Start
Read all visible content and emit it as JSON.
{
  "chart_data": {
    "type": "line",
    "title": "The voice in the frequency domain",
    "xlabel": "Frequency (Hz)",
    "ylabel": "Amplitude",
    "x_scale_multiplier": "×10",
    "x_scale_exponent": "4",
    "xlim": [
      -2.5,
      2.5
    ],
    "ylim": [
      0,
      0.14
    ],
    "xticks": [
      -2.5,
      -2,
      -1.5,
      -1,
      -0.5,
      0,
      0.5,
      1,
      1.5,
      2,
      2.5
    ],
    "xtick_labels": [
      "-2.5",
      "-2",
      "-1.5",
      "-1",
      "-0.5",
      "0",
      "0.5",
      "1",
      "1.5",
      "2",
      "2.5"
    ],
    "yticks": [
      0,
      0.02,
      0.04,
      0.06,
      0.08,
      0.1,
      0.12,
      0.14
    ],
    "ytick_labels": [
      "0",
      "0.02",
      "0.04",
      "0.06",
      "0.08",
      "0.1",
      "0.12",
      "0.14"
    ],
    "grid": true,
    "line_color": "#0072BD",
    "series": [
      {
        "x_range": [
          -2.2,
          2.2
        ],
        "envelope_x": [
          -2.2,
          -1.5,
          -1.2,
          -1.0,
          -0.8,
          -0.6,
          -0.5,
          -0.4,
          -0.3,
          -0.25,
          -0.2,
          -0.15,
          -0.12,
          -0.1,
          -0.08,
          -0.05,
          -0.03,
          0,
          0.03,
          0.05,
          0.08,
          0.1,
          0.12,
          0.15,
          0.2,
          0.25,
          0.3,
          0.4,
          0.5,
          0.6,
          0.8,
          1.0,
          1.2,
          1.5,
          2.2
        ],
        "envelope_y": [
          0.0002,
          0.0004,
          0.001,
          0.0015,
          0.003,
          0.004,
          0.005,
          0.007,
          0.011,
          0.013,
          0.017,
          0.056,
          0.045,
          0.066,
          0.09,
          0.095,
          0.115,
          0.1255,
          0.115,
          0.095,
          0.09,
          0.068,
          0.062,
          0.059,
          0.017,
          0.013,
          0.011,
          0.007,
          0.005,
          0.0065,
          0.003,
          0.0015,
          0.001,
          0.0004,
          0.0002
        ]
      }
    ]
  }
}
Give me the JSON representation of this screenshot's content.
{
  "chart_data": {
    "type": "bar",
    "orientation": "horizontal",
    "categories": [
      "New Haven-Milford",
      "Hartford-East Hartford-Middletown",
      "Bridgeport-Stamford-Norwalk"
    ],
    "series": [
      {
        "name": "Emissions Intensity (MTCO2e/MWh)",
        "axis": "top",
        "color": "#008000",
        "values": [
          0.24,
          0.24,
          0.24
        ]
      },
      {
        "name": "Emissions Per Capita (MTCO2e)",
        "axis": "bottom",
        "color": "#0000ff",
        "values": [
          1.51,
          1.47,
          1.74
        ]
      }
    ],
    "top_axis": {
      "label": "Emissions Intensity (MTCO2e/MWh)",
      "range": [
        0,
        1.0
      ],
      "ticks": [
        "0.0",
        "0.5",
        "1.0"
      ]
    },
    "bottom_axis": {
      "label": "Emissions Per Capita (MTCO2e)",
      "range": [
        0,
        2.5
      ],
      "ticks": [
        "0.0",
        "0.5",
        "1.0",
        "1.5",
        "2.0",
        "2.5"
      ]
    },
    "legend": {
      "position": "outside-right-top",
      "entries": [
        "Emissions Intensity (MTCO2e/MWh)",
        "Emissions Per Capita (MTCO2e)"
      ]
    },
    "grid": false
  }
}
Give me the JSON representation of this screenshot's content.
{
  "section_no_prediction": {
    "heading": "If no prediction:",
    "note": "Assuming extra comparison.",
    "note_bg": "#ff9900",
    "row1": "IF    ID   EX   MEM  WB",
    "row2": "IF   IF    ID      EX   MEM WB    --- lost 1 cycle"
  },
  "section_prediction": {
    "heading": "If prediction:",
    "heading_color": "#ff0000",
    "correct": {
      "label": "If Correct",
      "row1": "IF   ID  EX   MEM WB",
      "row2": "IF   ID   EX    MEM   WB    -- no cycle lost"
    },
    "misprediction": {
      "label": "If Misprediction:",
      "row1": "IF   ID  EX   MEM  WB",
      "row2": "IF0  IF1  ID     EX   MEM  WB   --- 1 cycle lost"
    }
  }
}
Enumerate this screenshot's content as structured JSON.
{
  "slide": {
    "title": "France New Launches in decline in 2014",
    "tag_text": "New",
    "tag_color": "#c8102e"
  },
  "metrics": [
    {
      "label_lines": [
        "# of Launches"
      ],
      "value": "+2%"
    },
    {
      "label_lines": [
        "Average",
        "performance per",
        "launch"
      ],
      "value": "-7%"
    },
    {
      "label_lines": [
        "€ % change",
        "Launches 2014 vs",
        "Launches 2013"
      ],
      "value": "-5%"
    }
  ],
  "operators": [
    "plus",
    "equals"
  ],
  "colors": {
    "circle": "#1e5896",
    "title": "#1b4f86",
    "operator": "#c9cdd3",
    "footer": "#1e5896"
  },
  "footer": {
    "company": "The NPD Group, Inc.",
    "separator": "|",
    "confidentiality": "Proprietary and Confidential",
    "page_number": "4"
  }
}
End
Reproduce each line from the records that contains the word "name".

## Expected answer
        "name": "Emissions Intensity (MTCO2e/MWh)",
        "name": "Emissions Per Capita (MTCO2e)",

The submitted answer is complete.